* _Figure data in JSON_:
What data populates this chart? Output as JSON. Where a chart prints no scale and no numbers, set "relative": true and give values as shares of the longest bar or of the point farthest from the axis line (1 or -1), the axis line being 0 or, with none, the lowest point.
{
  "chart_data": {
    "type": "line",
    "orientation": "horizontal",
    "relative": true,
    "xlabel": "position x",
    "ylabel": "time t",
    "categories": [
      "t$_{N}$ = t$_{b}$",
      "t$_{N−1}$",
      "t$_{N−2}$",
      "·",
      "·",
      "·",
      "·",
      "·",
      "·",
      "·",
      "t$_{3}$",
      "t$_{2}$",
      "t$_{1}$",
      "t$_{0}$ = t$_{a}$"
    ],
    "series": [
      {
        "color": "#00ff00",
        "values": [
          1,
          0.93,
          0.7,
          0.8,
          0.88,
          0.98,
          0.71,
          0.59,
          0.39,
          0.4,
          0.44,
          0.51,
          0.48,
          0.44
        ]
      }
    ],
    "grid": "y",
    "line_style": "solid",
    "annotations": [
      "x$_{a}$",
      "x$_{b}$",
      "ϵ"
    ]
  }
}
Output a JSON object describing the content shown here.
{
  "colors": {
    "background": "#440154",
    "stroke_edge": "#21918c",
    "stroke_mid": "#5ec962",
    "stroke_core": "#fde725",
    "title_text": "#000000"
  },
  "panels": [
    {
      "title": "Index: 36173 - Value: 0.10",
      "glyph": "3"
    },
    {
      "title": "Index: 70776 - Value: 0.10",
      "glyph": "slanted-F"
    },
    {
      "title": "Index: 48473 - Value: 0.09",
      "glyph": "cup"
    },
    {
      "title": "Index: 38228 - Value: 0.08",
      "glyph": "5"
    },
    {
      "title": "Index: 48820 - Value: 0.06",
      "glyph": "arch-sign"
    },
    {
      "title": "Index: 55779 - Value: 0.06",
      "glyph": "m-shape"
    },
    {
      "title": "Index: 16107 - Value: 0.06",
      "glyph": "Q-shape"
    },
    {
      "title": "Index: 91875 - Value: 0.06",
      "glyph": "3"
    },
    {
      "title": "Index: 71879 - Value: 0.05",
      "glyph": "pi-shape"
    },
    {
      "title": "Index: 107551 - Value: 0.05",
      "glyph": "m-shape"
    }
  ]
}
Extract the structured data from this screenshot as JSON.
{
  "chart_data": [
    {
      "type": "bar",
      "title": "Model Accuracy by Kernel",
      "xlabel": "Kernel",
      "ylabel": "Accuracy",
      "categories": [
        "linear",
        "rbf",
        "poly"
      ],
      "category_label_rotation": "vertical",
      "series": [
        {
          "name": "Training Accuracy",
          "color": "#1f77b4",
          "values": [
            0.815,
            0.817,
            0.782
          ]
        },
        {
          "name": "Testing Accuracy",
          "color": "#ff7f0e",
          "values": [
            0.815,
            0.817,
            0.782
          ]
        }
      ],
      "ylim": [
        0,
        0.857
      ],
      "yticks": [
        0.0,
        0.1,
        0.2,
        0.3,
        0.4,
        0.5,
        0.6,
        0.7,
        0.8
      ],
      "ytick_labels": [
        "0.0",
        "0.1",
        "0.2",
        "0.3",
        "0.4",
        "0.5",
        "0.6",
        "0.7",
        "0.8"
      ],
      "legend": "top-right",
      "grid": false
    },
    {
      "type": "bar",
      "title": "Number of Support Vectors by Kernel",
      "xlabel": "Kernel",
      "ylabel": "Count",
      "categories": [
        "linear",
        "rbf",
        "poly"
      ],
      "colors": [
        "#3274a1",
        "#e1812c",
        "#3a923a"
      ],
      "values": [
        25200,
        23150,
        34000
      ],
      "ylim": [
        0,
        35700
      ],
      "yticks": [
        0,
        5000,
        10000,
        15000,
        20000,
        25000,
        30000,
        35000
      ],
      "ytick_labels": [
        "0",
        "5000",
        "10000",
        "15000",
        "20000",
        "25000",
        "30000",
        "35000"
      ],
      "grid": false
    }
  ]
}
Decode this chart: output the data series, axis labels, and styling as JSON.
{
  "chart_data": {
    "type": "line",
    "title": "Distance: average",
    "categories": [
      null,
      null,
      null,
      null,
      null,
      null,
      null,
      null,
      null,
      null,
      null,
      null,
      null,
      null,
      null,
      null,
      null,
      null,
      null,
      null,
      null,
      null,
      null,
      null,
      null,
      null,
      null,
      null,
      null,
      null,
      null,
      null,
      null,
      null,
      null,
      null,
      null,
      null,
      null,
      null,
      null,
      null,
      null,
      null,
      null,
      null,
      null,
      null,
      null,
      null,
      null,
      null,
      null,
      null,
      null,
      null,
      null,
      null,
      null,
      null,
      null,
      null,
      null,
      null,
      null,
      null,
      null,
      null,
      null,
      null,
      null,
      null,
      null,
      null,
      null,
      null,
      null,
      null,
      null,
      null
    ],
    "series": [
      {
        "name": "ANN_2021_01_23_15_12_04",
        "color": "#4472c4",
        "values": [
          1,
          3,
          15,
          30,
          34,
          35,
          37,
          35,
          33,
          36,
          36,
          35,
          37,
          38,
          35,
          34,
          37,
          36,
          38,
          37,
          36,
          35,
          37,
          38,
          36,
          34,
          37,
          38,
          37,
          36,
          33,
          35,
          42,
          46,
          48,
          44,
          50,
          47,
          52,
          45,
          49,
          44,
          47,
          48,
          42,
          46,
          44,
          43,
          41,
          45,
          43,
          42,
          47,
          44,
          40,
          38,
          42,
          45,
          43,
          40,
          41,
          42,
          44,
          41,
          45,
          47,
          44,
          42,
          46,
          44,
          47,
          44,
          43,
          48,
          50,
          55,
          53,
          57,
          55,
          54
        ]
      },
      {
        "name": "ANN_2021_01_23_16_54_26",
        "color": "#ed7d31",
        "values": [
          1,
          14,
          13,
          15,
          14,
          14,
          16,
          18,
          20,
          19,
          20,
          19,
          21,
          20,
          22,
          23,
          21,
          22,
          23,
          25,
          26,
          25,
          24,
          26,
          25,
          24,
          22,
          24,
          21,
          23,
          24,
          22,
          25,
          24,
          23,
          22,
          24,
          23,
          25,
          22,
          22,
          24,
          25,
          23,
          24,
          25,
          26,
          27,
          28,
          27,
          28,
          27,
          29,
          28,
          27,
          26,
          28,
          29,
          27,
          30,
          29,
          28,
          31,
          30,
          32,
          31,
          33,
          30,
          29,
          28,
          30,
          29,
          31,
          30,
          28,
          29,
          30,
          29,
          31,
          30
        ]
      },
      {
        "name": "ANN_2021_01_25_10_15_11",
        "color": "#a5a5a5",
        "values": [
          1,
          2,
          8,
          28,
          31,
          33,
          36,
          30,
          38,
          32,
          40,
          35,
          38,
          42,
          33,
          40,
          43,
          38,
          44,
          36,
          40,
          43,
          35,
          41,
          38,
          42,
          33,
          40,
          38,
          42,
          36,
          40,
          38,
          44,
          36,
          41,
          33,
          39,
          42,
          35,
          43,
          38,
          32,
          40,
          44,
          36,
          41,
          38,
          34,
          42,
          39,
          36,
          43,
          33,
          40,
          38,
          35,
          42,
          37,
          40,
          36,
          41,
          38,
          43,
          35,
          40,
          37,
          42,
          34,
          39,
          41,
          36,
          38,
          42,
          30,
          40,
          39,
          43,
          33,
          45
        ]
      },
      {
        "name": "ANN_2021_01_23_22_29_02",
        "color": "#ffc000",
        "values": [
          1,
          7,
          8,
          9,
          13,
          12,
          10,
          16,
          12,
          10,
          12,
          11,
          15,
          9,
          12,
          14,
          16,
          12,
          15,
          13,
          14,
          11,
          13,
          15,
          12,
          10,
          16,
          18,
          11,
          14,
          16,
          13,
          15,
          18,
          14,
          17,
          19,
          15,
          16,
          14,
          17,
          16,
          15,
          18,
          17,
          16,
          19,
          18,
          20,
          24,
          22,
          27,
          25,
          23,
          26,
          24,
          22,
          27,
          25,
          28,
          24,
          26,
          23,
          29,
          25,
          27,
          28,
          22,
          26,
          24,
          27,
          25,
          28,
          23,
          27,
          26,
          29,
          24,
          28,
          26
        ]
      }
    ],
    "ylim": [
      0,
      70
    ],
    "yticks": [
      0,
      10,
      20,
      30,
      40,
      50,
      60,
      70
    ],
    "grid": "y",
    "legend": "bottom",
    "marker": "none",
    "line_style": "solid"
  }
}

* _GIVEN INSTRUCTION_: Find the word "glyph" in the data and show each line that holds it.

* _THE RESULT_:
      "glyph": "3"
      "glyph": "slanted-F"
      "glyph": "cup"
      "glyph": "5"
      "glyph": "arch-sign"
      "glyph": "m-shape"
      "glyph": "Q-shape"
      "glyph": "3"
      "glyph": "pi-shape"
      "glyph": "m-shape"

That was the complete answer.